# SOURCE
PCB design for railway applications: regulations and considerations

by Celia Fernandez, Field Application Engineer

When designing an application for the railway sector, there is a set of regulations and considerations that should be considered. In this blog post, we’ll outline some of these regulations, for example IEC 61508 and CENELEC, and the set of standards that should be followed.

Railway tracks and trains
Some application that NCAB produces PCBs for within the railway area are PCBs for the railway track, control center and trainset.

In general, when a PCB designer faces the challenge of creating a printed circuit board for a railway application, the common regulation for the design of the railway application that one should refer to is UNE-EN 50124-1 – The European Standard. However, given the high reliability required for most railway applications, another fundamental standard is to be considered: IEC 61508 – An international standard published by the International Electrotechnical Commission.

# STATED GOAL A
Please quote the lines in the records below, from the line with "subject-value: Permission of" to the line with "body-line: I hope", including both of those lines.

[Annotated region listings]

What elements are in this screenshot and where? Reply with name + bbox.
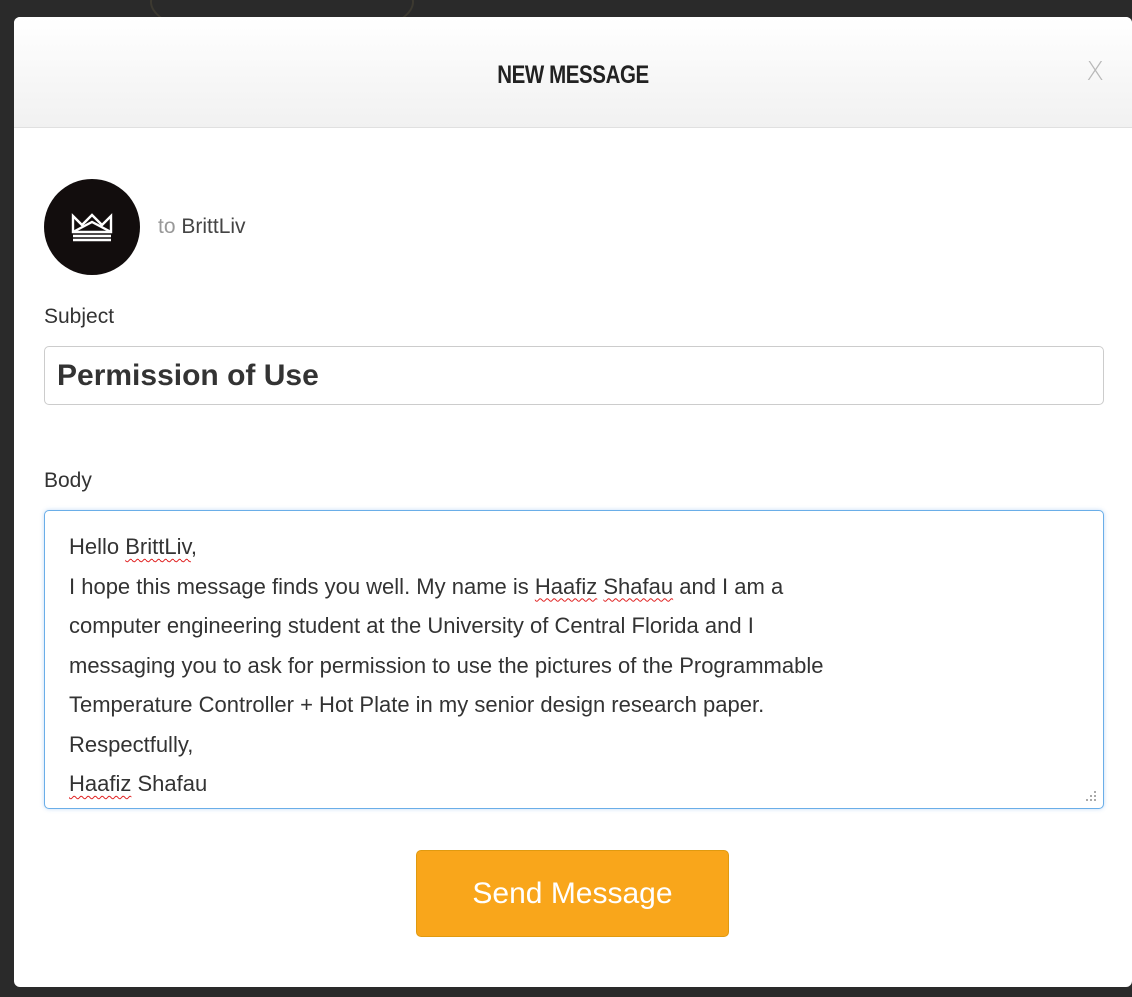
subject-value: Permission of Use: [57, 358, 319, 392]
avatar: [44, 179, 140, 275]
resize-grip-icon[interactable]: [1084, 789, 1098, 803]
close-button[interactable]: X: [1086, 57, 1104, 87]
body-line: messaging you to ask for permission to u…: [69, 646, 1079, 686]
body-text: Shafau: [131, 771, 208, 796]
modal-header: NEW MESSAGE X: [14, 17, 1132, 128]
body-line: Haafiz Shafau: [69, 764, 1079, 804]
body-line: I hope this message finds you well. My n…: [69, 567, 1079, 607]
body-text: Temperature Controller + Hot Plate in my…: [69, 692, 765, 717]
body-line: Hello BrittLiv,: [69, 527, 1079, 567]
subject-label: Subject: [44, 305, 115, 328]
recipient-label: to BrittLiv: [158, 215, 246, 239]
body-text: Respectfully,: [69, 731, 194, 757]
subject-input[interactable]: Permission of Use: [44, 346, 1104, 405]
modal-title: NEW MESSAGE: [497, 61, 649, 89]
body-line: Respectfully,: [69, 725, 1079, 765]
body-textarea[interactable]: Hello BrittLiv, I hope this message finds…: [44, 510, 1104, 809]
body-text: computer engineering student at the Univ…: [69, 613, 754, 638]
body-text: messaging you to ask for permission to u…: [69, 652, 824, 678]
body-text: and I am a: [673, 573, 784, 599]
send-message-button[interactable]: Send Message: [416, 850, 729, 937]
body-line: computer engineering student at the Univ…: [69, 606, 1079, 646]
crown-icon: [71, 213, 113, 242]
recipient-name[interactable]: BrittLiv: [181, 215, 245, 238]
misspelled-word: Haafiz: [534, 573, 598, 599]
new-message-modal: NEW MESSAGE X to BrittLiv Subject Permis…: [14, 17, 1132, 987]
recipient-row: to BrittLiv: [44, 179, 246, 275]
recipient-prefix: to: [158, 215, 176, 238]
body-label: Body: [44, 469, 92, 492]
misspelled-word: Haafiz: [69, 771, 132, 796]
body-line: Temperature Controller + Hot Plate in my…: [69, 685, 1079, 725]
misspelled-word: Shafau: [603, 573, 674, 599]
body-text: ,: [190, 534, 197, 559]
body-text: I hope this message finds you well. My n…: [69, 573, 535, 599]
body-text: Hello: [69, 534, 126, 559]
misspelled-word: BrittLiv: [125, 534, 191, 559]
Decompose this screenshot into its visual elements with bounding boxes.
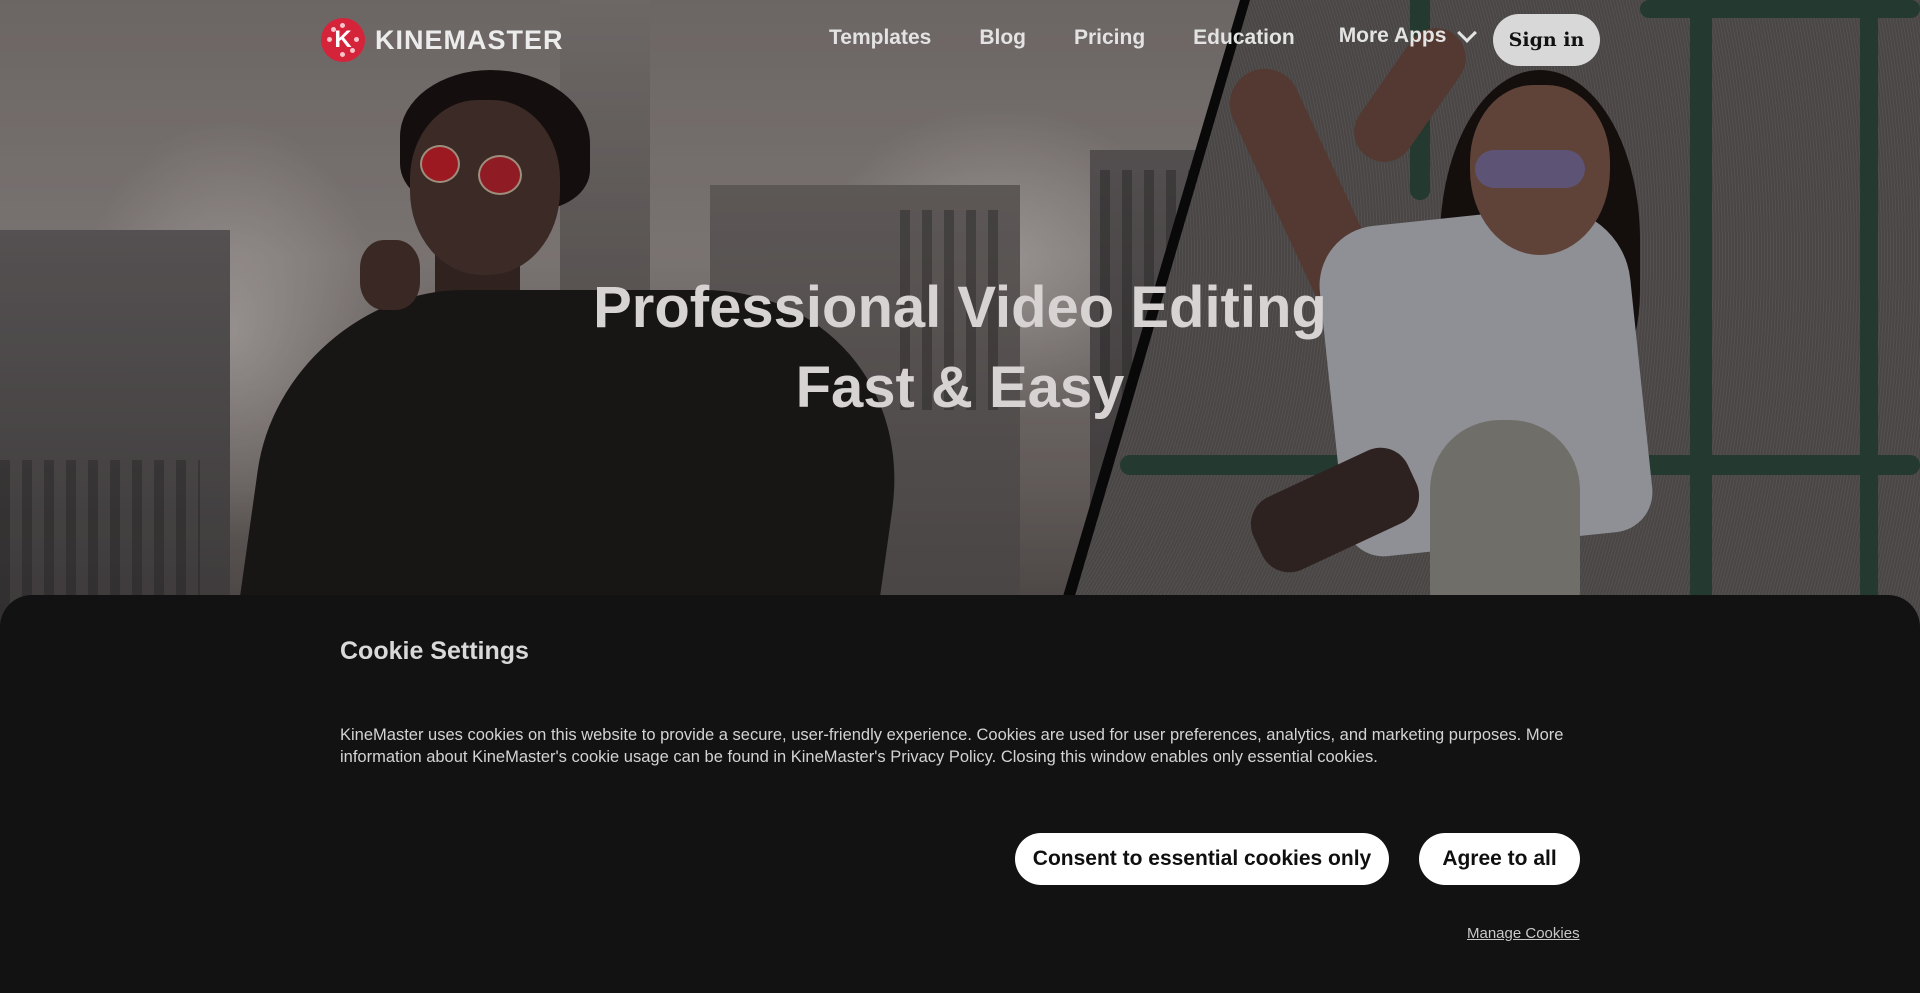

# STATED GOAL B
Print the passage of the railway PCB article from "PCB design for" to "should be followed.".

# REPLY A
subject-value: Permission of Use: [57, 358, 319, 392]
avatar: [44, 179, 140, 275]
resize-grip-icon[interactable]: [1084, 789, 1098, 803]
close-button[interactable]: X: [1086, 57, 1104, 87]
body-line: messaging you to ask for permission to u…: [69, 646, 1079, 686]
body-text: Shafau: [131, 771, 208, 796]
modal-header: NEW MESSAGE X: [14, 17, 1132, 128]
body-line: Haafiz Shafau: [69, 764, 1079, 804]
body-line: I hope this message finds you well. My n…: [69, 567, 1079, 607]

# REPLY B
PCB design for railway applications: regulations and considerations

by Celia Fernandez, Field Application Engineer

When designing an application for the railway sector, there is a set of regulations and considerations that should be considered. In this blog post, we’ll outline some of these regulations, for example IEC 61508 and CENELEC, and the set of standards that should be followed.